* BEGIN *

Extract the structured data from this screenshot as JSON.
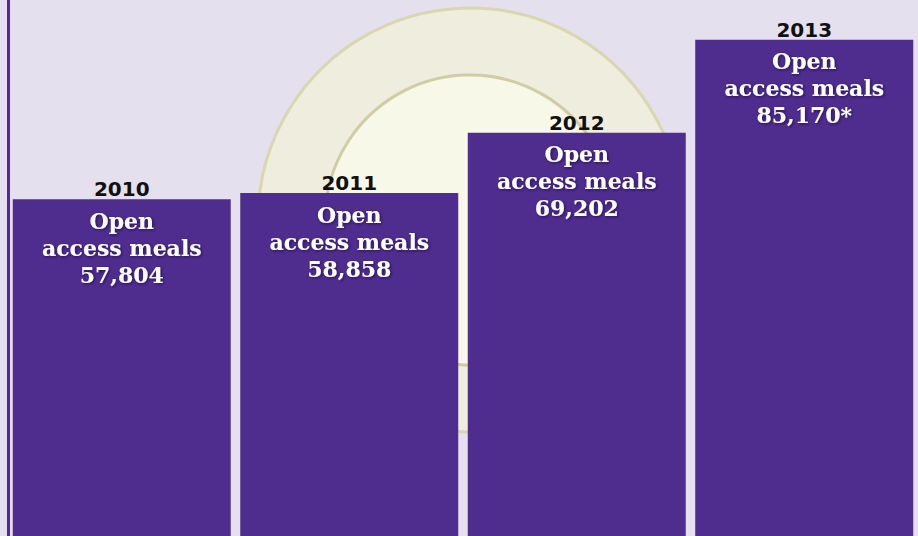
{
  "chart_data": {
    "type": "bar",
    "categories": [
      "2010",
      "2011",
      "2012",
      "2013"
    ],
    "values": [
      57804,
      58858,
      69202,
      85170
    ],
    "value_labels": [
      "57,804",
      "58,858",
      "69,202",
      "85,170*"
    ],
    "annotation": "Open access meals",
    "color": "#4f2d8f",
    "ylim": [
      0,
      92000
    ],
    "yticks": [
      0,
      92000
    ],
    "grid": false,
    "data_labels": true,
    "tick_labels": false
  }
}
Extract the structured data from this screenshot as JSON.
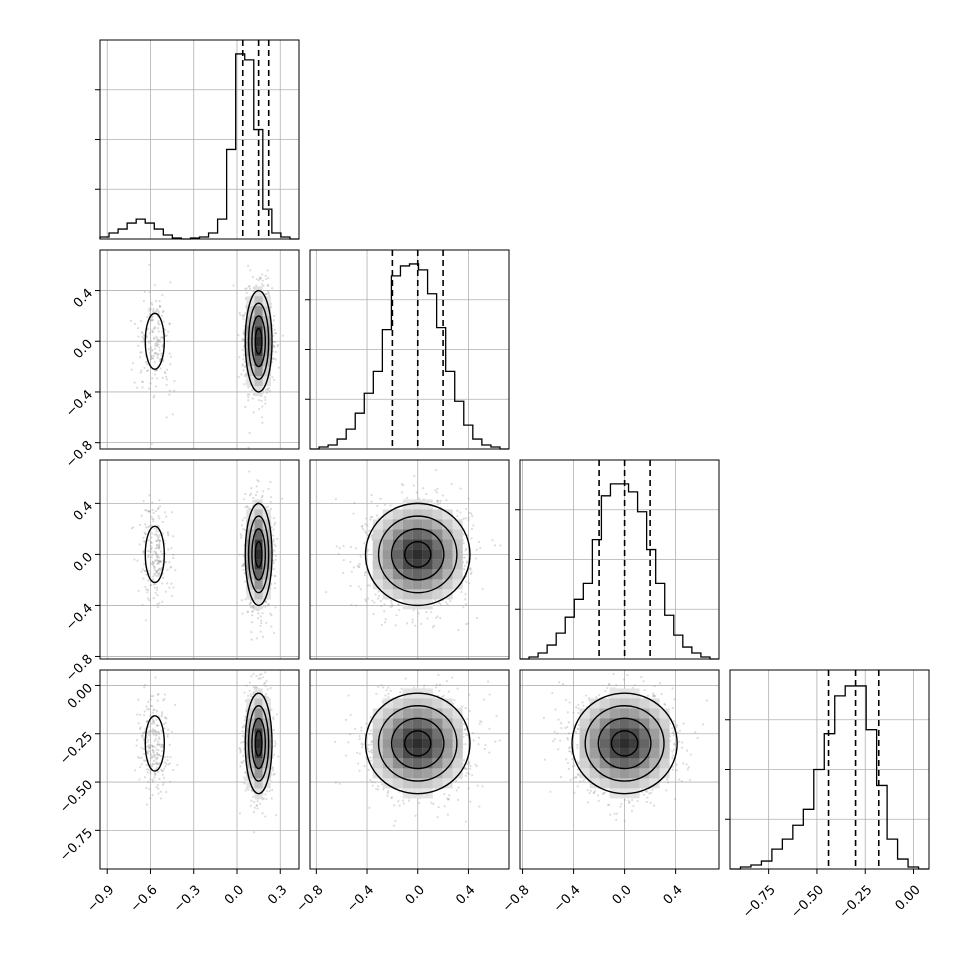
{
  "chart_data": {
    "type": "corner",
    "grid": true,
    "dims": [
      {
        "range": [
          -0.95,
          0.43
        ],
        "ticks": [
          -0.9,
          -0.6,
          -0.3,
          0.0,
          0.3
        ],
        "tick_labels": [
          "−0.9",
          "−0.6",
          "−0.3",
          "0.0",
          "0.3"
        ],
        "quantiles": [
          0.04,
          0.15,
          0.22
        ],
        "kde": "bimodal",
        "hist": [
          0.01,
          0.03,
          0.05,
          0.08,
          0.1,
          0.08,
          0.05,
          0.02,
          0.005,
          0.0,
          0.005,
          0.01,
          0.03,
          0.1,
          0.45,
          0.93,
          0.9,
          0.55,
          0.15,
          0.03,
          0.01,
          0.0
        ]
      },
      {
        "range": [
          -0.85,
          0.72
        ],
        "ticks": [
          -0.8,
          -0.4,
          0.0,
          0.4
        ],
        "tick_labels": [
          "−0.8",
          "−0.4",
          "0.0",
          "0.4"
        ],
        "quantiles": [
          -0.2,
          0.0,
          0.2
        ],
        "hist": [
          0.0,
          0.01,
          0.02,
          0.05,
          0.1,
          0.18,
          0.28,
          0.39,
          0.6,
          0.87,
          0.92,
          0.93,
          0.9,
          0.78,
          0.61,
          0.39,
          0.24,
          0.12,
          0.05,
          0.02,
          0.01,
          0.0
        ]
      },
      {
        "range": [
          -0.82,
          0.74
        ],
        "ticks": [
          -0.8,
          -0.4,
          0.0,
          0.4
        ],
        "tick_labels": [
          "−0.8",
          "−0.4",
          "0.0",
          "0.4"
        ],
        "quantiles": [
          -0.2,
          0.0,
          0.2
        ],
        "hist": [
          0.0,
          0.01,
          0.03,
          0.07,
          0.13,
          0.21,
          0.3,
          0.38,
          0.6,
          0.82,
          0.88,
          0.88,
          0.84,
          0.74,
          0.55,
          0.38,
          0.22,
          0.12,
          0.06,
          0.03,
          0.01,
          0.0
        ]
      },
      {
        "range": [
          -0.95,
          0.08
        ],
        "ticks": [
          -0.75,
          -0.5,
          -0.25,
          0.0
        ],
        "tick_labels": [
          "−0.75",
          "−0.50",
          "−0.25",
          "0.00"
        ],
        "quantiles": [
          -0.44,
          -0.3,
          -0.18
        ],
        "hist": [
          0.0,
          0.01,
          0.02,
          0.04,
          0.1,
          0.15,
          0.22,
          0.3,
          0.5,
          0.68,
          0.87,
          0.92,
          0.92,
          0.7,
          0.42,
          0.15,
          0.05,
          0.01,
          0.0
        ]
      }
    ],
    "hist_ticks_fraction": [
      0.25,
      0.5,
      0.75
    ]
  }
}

* END *
* BEGIN *

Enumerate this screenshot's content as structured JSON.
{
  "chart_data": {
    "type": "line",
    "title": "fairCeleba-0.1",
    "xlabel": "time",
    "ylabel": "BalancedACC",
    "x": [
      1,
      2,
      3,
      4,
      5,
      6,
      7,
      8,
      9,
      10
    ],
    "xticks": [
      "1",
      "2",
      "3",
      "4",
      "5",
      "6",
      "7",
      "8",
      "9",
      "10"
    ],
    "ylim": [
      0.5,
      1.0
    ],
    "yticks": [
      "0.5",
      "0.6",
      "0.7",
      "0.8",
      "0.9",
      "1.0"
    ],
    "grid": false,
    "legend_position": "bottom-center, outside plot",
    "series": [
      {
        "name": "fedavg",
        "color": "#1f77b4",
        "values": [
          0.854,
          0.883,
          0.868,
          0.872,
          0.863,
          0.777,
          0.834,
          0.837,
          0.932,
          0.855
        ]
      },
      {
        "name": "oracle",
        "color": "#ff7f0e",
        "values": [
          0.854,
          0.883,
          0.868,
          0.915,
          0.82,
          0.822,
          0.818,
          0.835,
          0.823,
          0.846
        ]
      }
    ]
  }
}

* END *

## EXERCISE DETAILS
Count the lines above that contain the word "color", and give only that number.

## SOLUTION TO THE PROBLEM
3